EXCERPTED DATA:
--- Begin ---

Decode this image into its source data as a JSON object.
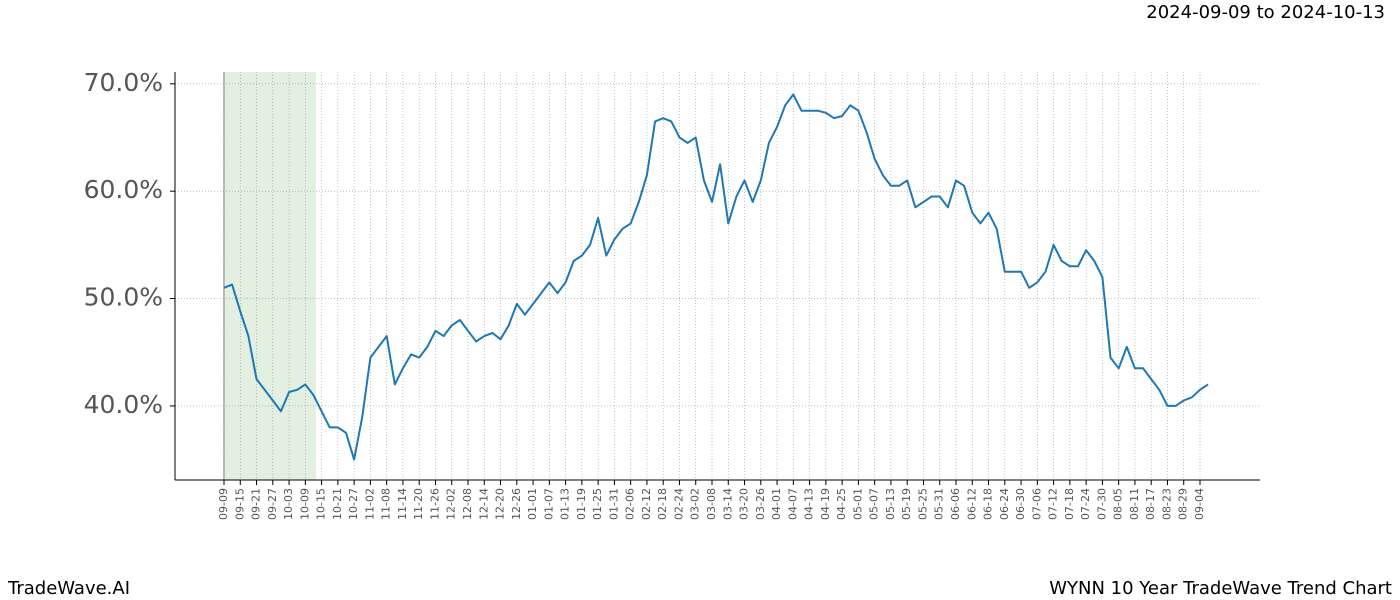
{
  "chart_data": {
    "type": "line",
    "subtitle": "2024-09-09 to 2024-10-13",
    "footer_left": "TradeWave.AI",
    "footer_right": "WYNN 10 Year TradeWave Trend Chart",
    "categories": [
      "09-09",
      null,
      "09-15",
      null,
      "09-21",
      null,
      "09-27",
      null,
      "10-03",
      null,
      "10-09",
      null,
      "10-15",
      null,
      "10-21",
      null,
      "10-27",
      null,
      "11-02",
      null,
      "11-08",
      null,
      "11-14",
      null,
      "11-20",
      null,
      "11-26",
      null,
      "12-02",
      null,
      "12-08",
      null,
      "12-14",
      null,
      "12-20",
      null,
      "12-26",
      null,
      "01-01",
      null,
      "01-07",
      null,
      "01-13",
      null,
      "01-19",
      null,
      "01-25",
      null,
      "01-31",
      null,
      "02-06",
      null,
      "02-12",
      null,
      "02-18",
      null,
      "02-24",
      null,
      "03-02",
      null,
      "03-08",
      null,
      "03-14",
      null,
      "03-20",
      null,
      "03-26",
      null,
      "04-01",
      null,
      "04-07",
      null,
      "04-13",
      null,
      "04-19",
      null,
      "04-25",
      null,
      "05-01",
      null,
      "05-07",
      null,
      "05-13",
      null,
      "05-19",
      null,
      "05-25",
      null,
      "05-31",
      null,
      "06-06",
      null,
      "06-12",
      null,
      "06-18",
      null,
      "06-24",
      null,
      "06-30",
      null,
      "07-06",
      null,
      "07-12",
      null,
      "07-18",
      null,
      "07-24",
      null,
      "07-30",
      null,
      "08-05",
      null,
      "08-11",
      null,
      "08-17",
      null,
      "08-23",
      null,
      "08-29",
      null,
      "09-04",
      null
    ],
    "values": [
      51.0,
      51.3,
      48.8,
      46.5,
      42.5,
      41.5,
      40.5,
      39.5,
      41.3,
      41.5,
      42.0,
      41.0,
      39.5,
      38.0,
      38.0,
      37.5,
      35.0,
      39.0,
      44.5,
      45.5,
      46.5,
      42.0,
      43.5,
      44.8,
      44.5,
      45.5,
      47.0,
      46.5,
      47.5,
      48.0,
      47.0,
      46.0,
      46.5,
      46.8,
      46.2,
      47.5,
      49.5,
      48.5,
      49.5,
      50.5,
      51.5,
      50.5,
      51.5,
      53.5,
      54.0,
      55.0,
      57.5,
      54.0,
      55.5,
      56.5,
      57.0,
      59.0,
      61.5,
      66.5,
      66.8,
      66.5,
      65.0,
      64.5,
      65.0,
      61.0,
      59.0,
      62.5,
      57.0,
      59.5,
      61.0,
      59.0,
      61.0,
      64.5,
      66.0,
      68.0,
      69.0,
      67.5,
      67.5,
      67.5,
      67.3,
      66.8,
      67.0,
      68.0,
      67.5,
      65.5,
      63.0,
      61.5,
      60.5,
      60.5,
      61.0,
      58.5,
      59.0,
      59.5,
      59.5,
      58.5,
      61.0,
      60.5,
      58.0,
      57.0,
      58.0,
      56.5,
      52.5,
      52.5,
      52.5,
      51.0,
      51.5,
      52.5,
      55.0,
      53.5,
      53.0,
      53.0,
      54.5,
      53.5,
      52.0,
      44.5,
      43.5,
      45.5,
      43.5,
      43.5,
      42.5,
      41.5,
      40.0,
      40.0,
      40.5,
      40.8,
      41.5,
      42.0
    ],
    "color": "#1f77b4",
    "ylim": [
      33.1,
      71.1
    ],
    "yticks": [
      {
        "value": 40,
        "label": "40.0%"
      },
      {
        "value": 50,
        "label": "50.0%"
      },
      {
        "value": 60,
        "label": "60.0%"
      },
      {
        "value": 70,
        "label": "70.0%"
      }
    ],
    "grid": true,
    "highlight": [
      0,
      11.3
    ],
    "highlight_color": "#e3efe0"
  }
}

--- End ---

TO BE DONE: Using the material above, retype each entry exactly and omit the pictures.

WORKED ANSWER:
Decode this image into its source data as a JSON object.
{
  "chart_data": {
    "type": "line",
    "subtitle": "2024-09-09 to 2024-10-13",
    "footer_left": "TradeWave.AI",
    "footer_right": "WYNN 10 Year TradeWave Trend Chart",
    "categories": [
      "09-09",
      null,
      "09-15",
      null,
      "09-21",
      null,
      "09-27",
      null,
      "10-03",
      null,
      "10-09",
      null,
      "10-15",
      null,
      "10-21",
      null,
      "10-27",
      null,
      "11-02",
      null,
      "11-08",
      null,
      "11-14",
      null,
      "11-20",
      null,
      "11-26",
      null,
      "12-02",
      null,
      "12-08",
      null,
      "12-14",
      null,
      "12-20",
      null,
      "12-26",
      null,
      "01-01",
      null,
      "01-07",
      null,
      "01-13",
      null,
      "01-19",
      null,
      "01-25",
      null,
      "01-31",
      null,
      "02-06",
      null,
      "02-12",
      null,
      "02-18",
      null,
      "02-24",
      null,
      "03-02",
      null,
      "03-08",
      null,
      "03-14",
      null,
      "03-20",
      null,
      "03-26",
      null,
      "04-01",
      null,
      "04-07",
      null,
      "04-13",
      null,
      "04-19",
      null,
      "04-25",
      null,
      "05-01",
      null,
      "05-07",
      null,
      "05-13",
      null,
      "05-19",
      null,
      "05-25",
      null,
      "05-31",
      null,
      "06-06",
      null,
      "06-12",
      null,
      "06-18",
      null,
      "06-24",
      null,
      "06-30",
      null,
      "07-06",
      null,
      "07-12",
      null,
      "07-18",
      null,
      "07-24",
      null,
      "07-30",
      null,
      "08-05",
      null,
      "08-11",
      null,
      "08-17",
      null,
      "08-23",
      null,
      "08-29",
      null,
      "09-04",
      null
    ],
    "values": [
      51.0,
      51.3,
      48.8,
      46.5,
      42.5,
      41.5,
      40.5,
      39.5,
      41.3,
      41.5,
      42.0,
      41.0,
      39.5,
      38.0,
      38.0,
      37.5,
      35.0,
      39.0,
      44.5,
      45.5,
      46.5,
      42.0,
      43.5,
      44.8,
      44.5,
      45.5,
      47.0,
      46.5,
      47.5,
      48.0,
      47.0,
      46.0,
      46.5,
      46.8,
      46.2,
      47.5,
      49.5,
      48.5,
      49.5,
      50.5,
      51.5,
      50.5,
      51.5,
      53.5,
      54.0,
      55.0,
      57.5,
      54.0,
      55.5,
      56.5,
      57.0,
      59.0,
      61.5,
      66.5,
      66.8,
      66.5,
      65.0,
      64.5,
      65.0,
      61.0,
      59.0,
      62.5,
      57.0,
      59.5,
      61.0,
      59.0,
      61.0,
      64.5,
      66.0,
      68.0,
      69.0,
      67.5,
      67.5,
      67.5,
      67.3,
      66.8,
      67.0,
      68.0,
      67.5,
      65.5,
      63.0,
      61.5,
      60.5,
      60.5,
      61.0,
      58.5,
      59.0,
      59.5,
      59.5,
      58.5,
      61.0,
      60.5,
      58.0,
      57.0,
      58.0,
      56.5,
      52.5,
      52.5,
      52.5,
      51.0,
      51.5,
      52.5,
      55.0,
      53.5,
      53.0,
      53.0,
      54.5,
      53.5,
      52.0,
      44.5,
      43.5,
      45.5,
      43.5,
      43.5,
      42.5,
      41.5,
      40.0,
      40.0,
      40.5,
      40.8,
      41.5,
      42.0
    ],
    "color": "#1f77b4",
    "ylim": [
      33.1,
      71.1
    ],
    "yticks": [
      {
        "value": 40,
        "label": "40.0%"
      },
      {
        "value": 50,
        "label": "50.0%"
      },
      {
        "value": 60,
        "label": "60.0%"
      },
      {
        "value": 70,
        "label": "70.0%"
      }
    ],
    "grid": true,
    "highlight": [
      0,
      11.3
    ],
    "highlight_color": "#e3efe0"
  }
}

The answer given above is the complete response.